• Task description
Pull each line holding "Gray" out of the entries below.

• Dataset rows
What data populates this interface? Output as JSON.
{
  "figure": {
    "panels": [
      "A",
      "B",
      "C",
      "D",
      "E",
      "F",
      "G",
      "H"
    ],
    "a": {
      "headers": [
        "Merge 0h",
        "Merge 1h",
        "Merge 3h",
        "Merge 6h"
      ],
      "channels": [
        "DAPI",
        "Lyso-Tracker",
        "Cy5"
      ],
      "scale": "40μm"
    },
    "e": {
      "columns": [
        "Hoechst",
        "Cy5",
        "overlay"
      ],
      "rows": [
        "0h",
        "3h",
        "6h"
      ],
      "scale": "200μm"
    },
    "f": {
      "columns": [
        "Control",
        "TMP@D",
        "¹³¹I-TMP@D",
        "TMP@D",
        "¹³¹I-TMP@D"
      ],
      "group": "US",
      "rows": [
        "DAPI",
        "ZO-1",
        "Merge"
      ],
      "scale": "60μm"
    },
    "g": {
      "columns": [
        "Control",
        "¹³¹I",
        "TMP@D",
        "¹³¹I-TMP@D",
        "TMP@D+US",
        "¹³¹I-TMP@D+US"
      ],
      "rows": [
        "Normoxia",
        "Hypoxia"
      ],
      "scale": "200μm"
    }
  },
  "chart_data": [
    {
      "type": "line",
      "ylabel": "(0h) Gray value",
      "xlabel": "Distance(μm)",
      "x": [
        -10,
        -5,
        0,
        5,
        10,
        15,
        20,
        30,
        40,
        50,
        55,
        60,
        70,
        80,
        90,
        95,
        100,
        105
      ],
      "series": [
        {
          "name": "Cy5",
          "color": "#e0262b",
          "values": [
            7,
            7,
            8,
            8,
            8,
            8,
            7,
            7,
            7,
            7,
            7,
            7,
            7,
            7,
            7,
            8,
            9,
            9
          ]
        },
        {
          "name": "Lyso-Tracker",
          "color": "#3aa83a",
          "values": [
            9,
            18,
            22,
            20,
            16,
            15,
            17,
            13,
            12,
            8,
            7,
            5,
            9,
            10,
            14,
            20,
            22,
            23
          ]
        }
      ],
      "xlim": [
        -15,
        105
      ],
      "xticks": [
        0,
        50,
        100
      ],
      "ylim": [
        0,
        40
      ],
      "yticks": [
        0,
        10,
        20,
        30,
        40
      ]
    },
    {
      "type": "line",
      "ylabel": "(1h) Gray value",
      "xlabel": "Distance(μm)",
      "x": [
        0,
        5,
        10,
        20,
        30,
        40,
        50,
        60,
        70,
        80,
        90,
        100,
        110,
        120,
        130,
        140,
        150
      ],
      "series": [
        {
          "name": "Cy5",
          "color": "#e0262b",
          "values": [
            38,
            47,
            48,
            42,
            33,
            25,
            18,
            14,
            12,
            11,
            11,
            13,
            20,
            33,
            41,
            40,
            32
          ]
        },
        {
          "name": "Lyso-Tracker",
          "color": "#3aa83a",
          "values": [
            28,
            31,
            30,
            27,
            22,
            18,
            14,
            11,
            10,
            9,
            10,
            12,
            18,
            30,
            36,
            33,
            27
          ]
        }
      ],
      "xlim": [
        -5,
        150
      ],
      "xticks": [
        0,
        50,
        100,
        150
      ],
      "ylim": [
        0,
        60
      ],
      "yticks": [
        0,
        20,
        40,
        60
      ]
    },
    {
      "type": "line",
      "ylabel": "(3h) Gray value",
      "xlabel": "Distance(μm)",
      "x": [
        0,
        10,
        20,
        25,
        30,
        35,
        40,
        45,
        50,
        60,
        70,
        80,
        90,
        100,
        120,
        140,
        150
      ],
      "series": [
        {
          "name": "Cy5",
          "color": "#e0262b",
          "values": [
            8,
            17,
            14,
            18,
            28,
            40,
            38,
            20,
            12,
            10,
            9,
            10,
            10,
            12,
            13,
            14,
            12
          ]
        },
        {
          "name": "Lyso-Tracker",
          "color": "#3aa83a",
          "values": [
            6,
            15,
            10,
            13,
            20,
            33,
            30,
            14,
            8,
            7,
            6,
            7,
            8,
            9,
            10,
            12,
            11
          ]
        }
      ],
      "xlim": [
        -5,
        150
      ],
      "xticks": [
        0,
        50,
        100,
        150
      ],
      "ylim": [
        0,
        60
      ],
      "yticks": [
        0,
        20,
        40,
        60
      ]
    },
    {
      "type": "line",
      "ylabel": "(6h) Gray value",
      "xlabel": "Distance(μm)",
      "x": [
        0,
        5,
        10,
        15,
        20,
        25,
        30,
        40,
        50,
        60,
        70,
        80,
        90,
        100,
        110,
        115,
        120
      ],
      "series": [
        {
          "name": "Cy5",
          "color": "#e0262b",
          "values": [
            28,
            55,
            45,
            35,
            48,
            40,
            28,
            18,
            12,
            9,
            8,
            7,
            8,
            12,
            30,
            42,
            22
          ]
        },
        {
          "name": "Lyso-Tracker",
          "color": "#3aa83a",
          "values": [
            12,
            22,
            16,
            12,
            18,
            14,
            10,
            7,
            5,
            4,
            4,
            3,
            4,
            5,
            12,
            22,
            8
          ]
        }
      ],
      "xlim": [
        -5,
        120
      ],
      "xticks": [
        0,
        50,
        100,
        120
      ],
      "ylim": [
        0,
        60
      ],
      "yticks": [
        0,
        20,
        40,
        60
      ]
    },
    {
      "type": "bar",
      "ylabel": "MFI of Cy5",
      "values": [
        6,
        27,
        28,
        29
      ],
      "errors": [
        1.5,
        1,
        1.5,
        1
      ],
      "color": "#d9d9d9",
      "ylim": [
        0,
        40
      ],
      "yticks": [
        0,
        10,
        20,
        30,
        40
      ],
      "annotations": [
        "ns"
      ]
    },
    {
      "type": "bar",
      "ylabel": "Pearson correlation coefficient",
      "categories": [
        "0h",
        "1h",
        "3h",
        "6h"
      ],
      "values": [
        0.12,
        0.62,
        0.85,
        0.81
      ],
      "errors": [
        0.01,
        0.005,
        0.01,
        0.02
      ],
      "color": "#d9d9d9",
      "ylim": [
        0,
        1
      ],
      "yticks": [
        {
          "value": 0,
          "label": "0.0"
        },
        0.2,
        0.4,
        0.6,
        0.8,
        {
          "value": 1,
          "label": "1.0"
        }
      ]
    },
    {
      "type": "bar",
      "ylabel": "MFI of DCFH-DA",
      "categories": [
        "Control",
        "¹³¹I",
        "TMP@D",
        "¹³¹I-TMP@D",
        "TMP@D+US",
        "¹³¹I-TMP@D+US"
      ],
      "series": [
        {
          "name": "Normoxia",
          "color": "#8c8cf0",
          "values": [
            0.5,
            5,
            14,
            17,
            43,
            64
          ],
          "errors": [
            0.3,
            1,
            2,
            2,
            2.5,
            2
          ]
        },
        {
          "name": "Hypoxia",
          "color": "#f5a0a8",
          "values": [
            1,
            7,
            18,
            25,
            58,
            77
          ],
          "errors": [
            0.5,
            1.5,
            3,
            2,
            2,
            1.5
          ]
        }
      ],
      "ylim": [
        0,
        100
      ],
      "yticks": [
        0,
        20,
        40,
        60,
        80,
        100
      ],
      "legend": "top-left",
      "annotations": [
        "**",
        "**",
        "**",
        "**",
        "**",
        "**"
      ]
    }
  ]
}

• Task result
      "ylabel": "(0h) Gray value",
      "ylabel": "(1h) Gray value",
      "ylabel": "(3h) Gray value",
      "ylabel": "(6h) Gray value",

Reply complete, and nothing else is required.